• _DESCRIPTION OF THE TASK_
Pull out every line from the listing that has the word "this".
Start of INPUT ROWS
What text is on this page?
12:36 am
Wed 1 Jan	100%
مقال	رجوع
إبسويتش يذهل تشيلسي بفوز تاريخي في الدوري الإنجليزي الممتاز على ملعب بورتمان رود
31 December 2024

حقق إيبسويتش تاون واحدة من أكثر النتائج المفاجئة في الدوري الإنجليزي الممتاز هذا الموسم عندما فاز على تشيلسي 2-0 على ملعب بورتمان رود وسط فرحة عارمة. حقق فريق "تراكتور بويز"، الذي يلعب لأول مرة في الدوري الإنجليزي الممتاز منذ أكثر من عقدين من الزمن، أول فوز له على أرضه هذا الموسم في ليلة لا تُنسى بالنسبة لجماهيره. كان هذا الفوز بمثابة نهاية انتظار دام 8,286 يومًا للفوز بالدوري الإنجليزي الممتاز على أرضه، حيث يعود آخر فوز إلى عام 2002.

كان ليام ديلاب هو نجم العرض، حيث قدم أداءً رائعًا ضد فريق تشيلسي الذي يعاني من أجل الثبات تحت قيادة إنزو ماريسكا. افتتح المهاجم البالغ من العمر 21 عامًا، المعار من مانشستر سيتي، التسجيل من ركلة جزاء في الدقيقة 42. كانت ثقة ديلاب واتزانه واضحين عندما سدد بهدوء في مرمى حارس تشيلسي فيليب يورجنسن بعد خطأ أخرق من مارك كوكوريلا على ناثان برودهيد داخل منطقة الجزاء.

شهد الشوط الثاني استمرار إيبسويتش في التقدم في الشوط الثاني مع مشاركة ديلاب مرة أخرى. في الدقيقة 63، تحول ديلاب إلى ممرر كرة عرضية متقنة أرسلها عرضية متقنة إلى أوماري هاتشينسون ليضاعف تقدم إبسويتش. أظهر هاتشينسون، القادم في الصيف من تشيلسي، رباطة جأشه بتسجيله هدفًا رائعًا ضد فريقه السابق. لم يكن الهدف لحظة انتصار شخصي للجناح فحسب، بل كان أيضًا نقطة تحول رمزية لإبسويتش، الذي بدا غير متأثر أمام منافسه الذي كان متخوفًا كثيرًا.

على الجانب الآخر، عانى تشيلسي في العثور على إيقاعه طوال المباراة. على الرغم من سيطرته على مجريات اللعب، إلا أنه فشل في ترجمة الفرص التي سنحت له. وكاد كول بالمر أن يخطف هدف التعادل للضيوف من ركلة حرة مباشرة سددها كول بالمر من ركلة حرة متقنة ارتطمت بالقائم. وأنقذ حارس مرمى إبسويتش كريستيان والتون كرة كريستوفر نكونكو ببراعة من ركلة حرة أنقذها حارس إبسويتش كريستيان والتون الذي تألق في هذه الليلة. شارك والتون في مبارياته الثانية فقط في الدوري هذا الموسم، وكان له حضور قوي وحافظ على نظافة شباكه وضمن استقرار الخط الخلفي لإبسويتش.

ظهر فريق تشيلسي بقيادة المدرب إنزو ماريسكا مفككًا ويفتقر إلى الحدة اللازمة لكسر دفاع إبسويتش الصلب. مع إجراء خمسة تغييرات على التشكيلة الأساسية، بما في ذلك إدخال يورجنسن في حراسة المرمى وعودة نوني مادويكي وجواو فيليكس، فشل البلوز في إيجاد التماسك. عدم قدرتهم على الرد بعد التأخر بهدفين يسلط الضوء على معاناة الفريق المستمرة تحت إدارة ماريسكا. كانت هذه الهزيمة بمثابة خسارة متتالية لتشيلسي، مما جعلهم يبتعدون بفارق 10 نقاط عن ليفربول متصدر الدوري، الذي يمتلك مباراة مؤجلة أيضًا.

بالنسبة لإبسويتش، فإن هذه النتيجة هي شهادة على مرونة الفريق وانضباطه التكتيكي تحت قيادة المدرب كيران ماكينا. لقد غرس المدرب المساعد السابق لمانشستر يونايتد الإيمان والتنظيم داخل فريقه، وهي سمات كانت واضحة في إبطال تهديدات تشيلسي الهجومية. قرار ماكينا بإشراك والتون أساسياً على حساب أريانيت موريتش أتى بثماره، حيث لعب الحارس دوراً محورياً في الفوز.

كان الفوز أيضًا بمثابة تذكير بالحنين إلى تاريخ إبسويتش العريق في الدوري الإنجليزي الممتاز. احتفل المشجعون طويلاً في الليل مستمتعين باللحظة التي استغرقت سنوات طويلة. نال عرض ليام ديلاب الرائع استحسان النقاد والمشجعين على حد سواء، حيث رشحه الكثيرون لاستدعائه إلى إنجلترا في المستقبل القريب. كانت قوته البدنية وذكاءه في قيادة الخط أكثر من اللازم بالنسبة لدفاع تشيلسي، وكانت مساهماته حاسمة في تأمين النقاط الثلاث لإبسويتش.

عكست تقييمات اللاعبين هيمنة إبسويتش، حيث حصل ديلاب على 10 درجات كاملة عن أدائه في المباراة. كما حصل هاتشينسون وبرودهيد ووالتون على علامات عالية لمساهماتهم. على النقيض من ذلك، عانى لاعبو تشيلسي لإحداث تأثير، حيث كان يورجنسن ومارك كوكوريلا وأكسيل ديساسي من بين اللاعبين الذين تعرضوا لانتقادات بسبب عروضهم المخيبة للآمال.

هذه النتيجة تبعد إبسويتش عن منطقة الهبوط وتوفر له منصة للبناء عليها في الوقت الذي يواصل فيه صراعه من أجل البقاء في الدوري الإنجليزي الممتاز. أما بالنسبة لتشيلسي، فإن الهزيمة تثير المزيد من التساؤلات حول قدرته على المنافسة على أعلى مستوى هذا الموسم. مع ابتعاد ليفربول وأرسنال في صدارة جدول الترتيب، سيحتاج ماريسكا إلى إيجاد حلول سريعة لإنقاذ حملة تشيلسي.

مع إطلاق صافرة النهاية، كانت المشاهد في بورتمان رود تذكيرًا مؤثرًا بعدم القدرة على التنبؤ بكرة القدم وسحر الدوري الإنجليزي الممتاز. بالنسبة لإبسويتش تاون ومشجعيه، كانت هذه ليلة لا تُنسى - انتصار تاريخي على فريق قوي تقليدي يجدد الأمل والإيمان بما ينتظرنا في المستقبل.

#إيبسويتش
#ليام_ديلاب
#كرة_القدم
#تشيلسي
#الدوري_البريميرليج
End of INPUT ROWS
Start of INPUT ROWS
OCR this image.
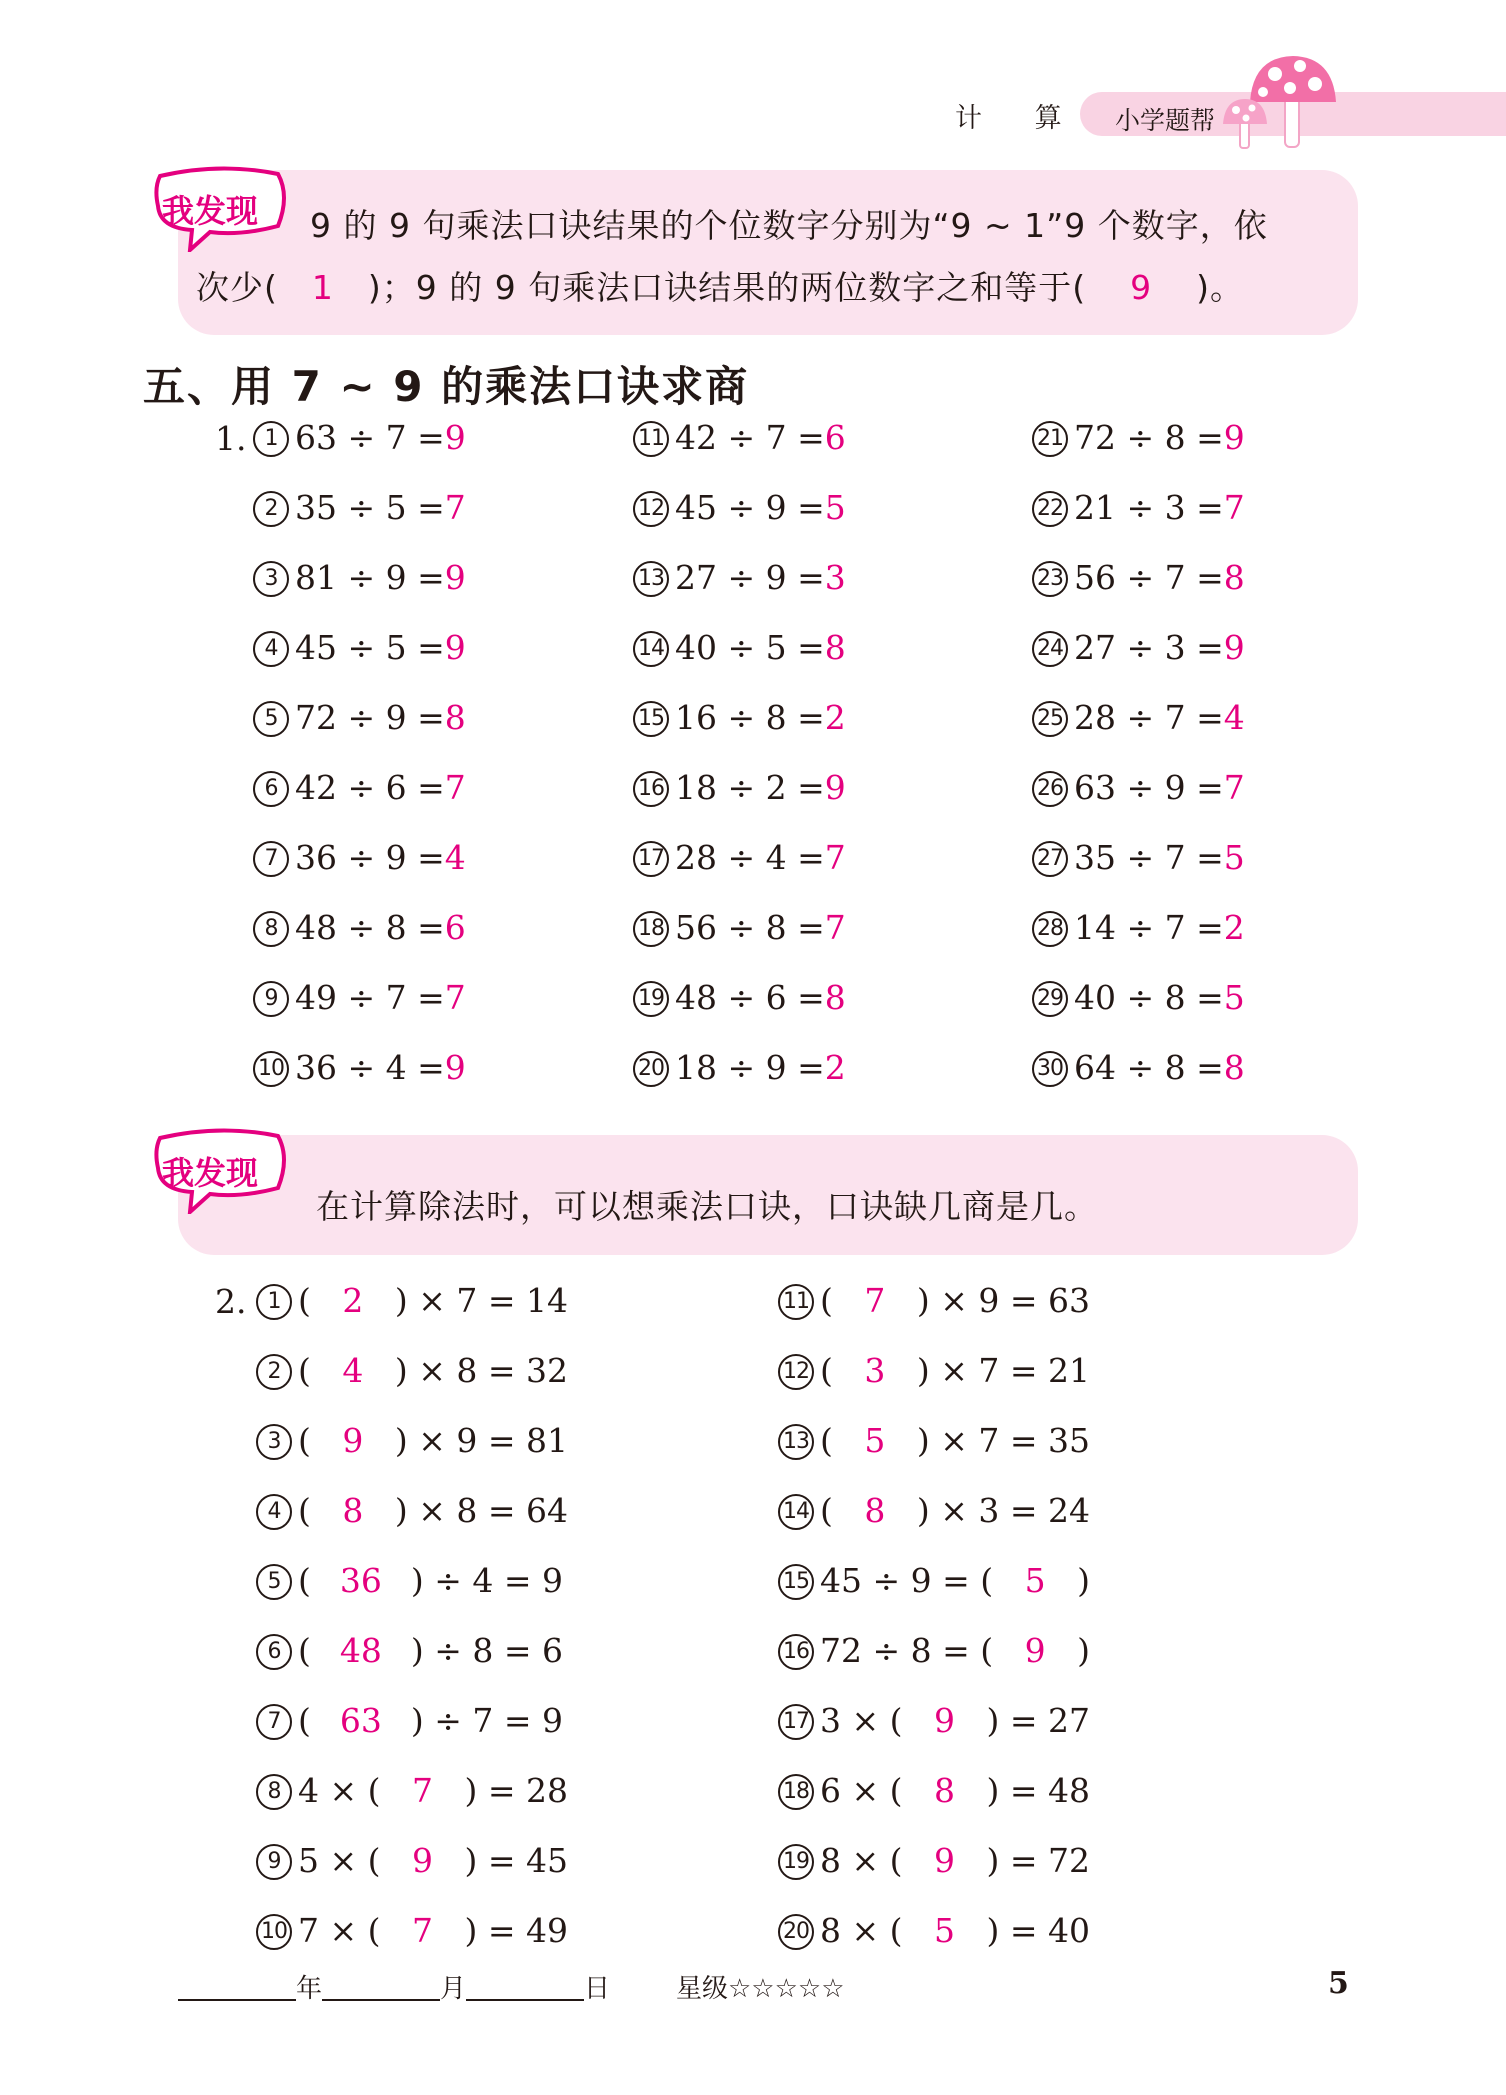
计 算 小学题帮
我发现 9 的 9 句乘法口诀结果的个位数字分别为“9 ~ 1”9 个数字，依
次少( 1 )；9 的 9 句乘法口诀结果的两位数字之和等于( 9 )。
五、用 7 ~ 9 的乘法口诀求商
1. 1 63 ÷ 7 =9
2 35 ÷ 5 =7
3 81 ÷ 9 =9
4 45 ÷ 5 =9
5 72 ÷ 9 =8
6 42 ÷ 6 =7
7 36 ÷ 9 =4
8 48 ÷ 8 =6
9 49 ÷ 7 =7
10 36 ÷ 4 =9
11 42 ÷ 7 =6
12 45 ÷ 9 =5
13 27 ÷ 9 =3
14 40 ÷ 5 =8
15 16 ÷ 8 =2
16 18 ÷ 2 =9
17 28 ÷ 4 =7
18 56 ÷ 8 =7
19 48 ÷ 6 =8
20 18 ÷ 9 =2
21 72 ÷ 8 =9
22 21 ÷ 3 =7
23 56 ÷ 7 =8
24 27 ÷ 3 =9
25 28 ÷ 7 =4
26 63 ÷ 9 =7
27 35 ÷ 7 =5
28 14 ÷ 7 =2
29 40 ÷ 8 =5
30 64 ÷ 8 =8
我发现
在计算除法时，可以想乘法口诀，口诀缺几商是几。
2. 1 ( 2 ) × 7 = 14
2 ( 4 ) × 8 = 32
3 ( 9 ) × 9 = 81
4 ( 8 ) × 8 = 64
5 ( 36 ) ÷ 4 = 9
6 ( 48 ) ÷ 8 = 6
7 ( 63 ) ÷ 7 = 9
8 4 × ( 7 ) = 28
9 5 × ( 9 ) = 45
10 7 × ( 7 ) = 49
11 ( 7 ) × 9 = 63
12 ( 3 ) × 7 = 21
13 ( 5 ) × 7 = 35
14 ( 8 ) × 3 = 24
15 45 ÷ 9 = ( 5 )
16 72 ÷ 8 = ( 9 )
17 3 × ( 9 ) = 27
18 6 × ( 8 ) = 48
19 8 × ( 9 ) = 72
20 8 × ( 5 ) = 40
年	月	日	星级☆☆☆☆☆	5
End of INPUT ROWS
• _TASK OUTPUT_
What text is on this page?
OCR this image.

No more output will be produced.